## start Data
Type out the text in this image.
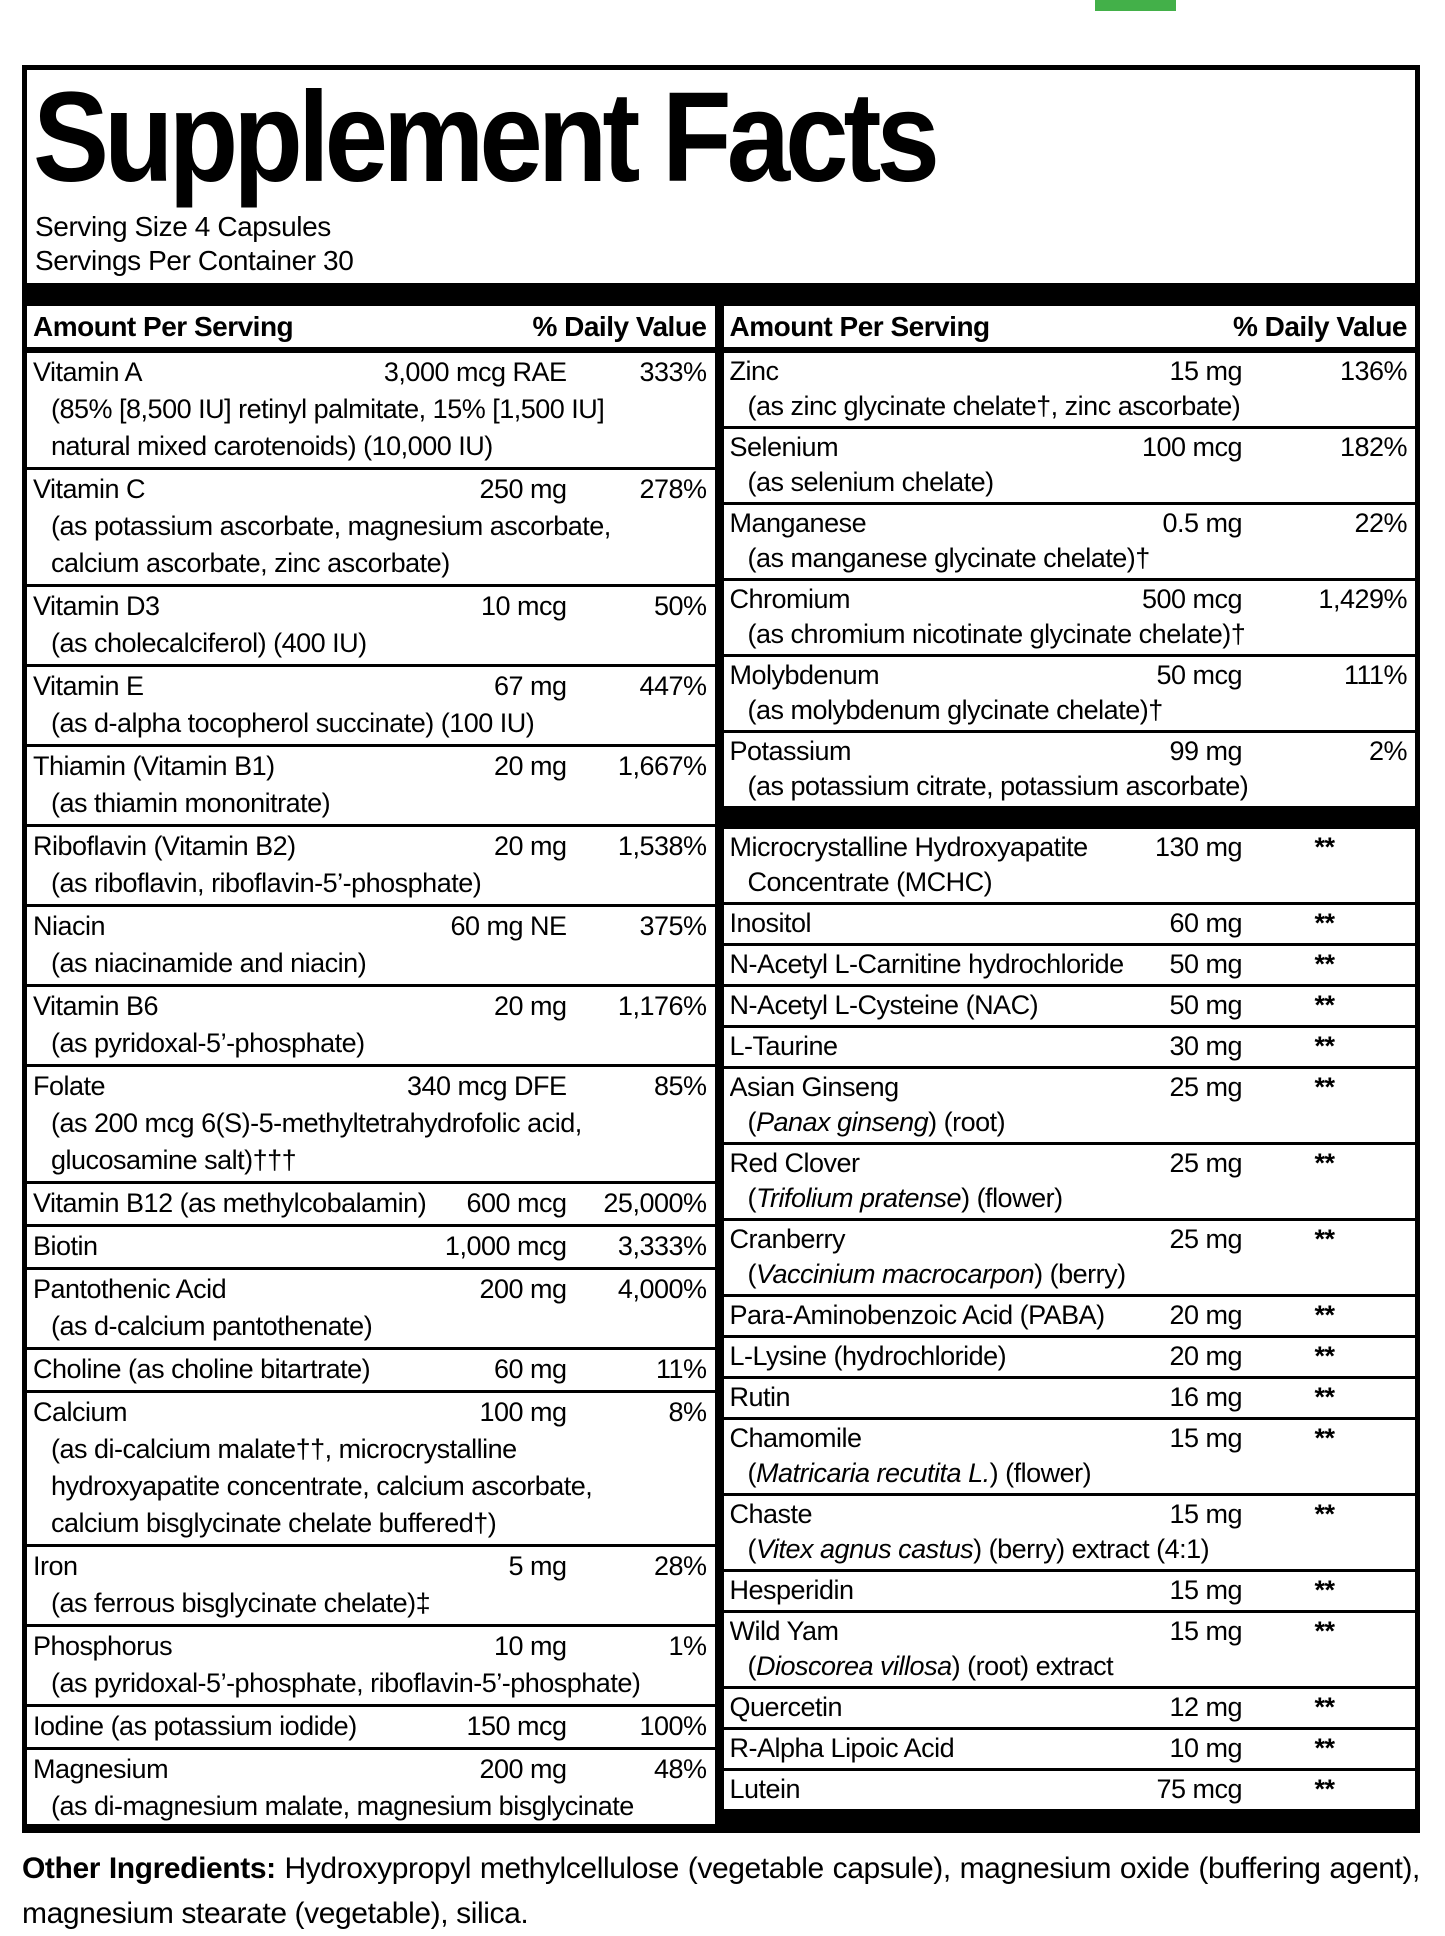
Supplement Facts
Serving Size 4 Capsules
Servings Per Container 30
Amount Per Serving	% Daily Value
Vitamin A	3,000 mcg RAE	333%
(85% [8,500 IU] retinyl palmitate, 15% [1,500 IU]
natural mixed carotenoids) (10,000 IU)
Vitamin C	250 mg	278%
(as potassium ascorbate, magnesium ascorbate,
calcium ascorbate, zinc ascorbate)
Vitamin D3	10 mcg	50%
(as cholecalciferol) (400 IU)
Vitamin E	67 mg	447%
(as d-alpha tocopherol succinate) (100 IU)
Thiamin (Vitamin B1)	20 mg	1,667%
(as thiamin mononitrate)
Riboflavin (Vitamin B2)	20 mg	1,538%
(as riboflavin, riboflavin-5’-phosphate)
Niacin	60 mg NE	375%
(as niacinamide and niacin)
Vitamin B6	20 mg	1,176%
(as pyridoxal-5’-phosphate)
Folate	340 mcg DFE	85%
(as 200 mcg 6(S)-5-methyltetrahydrofolic acid,
glucosamine salt)†††
Vitamin B12 (as methylcobalamin)	600 mcg	25,000%
Biotin	1,000 mcg	3,333%
Pantothenic Acid	200 mg	4,000%
(as d-calcium pantothenate)
Choline (as choline bitartrate)	60 mg	11%
Calcium	100 mg	8%
(as di-calcium malate††, microcrystalline
hydroxyapatite concentrate, calcium ascorbate,
calcium bisglycinate chelate buffered†)
Iron	5 mg	28%
(as ferrous bisglycinate chelate)‡
Phosphorus	10 mg	1%
(as pyridoxal-5’-phosphate, riboflavin-5’-phosphate)
Iodine (as potassium iodide)	150 mcg	100%
Magnesium	200 mg	48%
(as di-magnesium malate, magnesium bisglycinate
Amount Per Serving	% Daily Value
Zinc	15 mg	136%
(as zinc glycinate chelate†, zinc ascorbate)
Selenium	100 mcg	182%
(as selenium chelate)
Manganese	0.5 mg	22%
(as manganese glycinate chelate)†
Chromium	500 mcg	1,429%
(as chromium nicotinate glycinate chelate)†
Molybdenum	50 mcg	111%
(as molybdenum glycinate chelate)†
Potassium	99 mg	2%
(as potassium citrate, potassium ascorbate)
Microcrystalline Hydroxyapatite	130 mg	**
Concentrate (MCHC)
Inositol	60 mg	**
N-Acetyl L-Carnitine hydrochloride	50 mg	**
N-Acetyl L-Cysteine (NAC)	50 mg	**
L-Taurine	30 mg	**
Asian Ginseng	25 mg	**
(Panax ginseng) (root)
Red Clover	25 mg	**
(Trifolium pratense) (flower)
Cranberry	25 mg	**
(Vaccinium macrocarpon) (berry)
Para-Aminobenzoic Acid (PABA)	20 mg	**
L-Lysine (hydrochloride)	20 mg	**
Rutin	16 mg	**
Chamomile	15 mg	**
(Matricaria recutita L.) (flower)
Chaste	15 mg	**
(Vitex agnus castus) (berry) extract (4:1)
Hesperidin	15 mg	**
Wild Yam	15 mg	**
(Dioscorea villosa) (root) extract
Quercetin	12 mg	**
R-Alpha Lipoic Acid	10 mg	**
Lutein	75 mcg	**
Other Ingredients: Hydroxypropyl methylcellulose (vegetable capsule), magnesium oxide (buffering agent), magnesium stearate (vegetable), silica.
## end Data
Problem requirements:
Each entry must be retyped word for word, with every image omitted.

Solution to this problem:
Type out the text in this image.
Supplement Facts
Serving Size 4 Capsules
Servings Per Container 30
Amount Per Serving	% Daily Value
Vitamin A	3,000 mcg RAE	333%
(85% [8,500 IU] retinyl palmitate, 15% [1,500 IU]
natural mixed carotenoids) (10,000 IU)
Vitamin C	250 mg	278%
(as potassium ascorbate, magnesium ascorbate,
calcium ascorbate, zinc ascorbate)
Vitamin D3	10 mcg	50%
(as cholecalciferol) (400 IU)
Vitamin E	67 mg	447%
(as d-alpha tocopherol succinate) (100 IU)
Thiamin (Vitamin B1)	20 mg	1,667%
(as thiamin mononitrate)
Riboflavin (Vitamin B2)	20 mg	1,538%
(as riboflavin, riboflavin-5’-phosphate)
Niacin	60 mg NE	375%
(as niacinamide and niacin)
Vitamin B6	20 mg	1,176%
(as pyridoxal-5’-phosphate)
Folate	340 mcg DFE	85%
(as 200 mcg 6(S)-5-methyltetrahydrofolic acid,
glucosamine salt)†††
Vitamin B12 (as methylcobalamin)	600 mcg	25,000%
Biotin	1,000 mcg	3,333%
Pantothenic Acid	200 mg	4,000%
(as d-calcium pantothenate)
Choline (as choline bitartrate)	60 mg	11%
Calcium	100 mg	8%
(as di-calcium malate††, microcrystalline
hydroxyapatite concentrate, calcium ascorbate,
calcium bisglycinate chelate buffered†)
Iron	5 mg	28%
(as ferrous bisglycinate chelate)‡
Phosphorus	10 mg	1%
(as pyridoxal-5’-phosphate, riboflavin-5’-phosphate)
Iodine (as potassium iodide)	150 mcg	100%
Magnesium	200 mg	48%
(as di-magnesium malate, magnesium bisglycinate
Amount Per Serving	% Daily Value
Zinc	15 mg	136%
(as zinc glycinate chelate†, zinc ascorbate)
Selenium	100 mcg	182%
(as selenium chelate)
Manganese	0.5 mg	22%
(as manganese glycinate chelate)†
Chromium	500 mcg	1,429%
(as chromium nicotinate glycinate chelate)†
Molybdenum	50 mcg	111%
(as molybdenum glycinate chelate)†
Potassium	99 mg	2%
(as potassium citrate, potassium ascorbate)
Microcrystalline Hydroxyapatite	130 mg	**
Concentrate (MCHC)
Inositol	60 mg	**
N-Acetyl L-Carnitine hydrochloride	50 mg	**
N-Acetyl L-Cysteine (NAC)	50 mg	**
L-Taurine	30 mg	**
Asian Ginseng	25 mg	**
(Panax ginseng) (root)
Red Clover	25 mg	**
(Trifolium pratense) (flower)
Cranberry	25 mg	**
(Vaccinium macrocarpon) (berry)
Para-Aminobenzoic Acid (PABA)	20 mg	**
L-Lysine (hydrochloride)	20 mg	**
Rutin	16 mg	**
Chamomile	15 mg	**
(Matricaria recutita L.) (flower)
Chaste	15 mg	**
(Vitex agnus castus) (berry) extract (4:1)
Hesperidin	15 mg	**
Wild Yam	15 mg	**
(Dioscorea villosa) (root) extract
Quercetin	12 mg	**
R-Alpha Lipoic Acid	10 mg	**
Lutein	75 mcg	**
Other Ingredients: Hydroxypropyl methylcellulose (vegetable capsule), magnesium oxide (buffering agent), magnesium stearate (vegetable), silica.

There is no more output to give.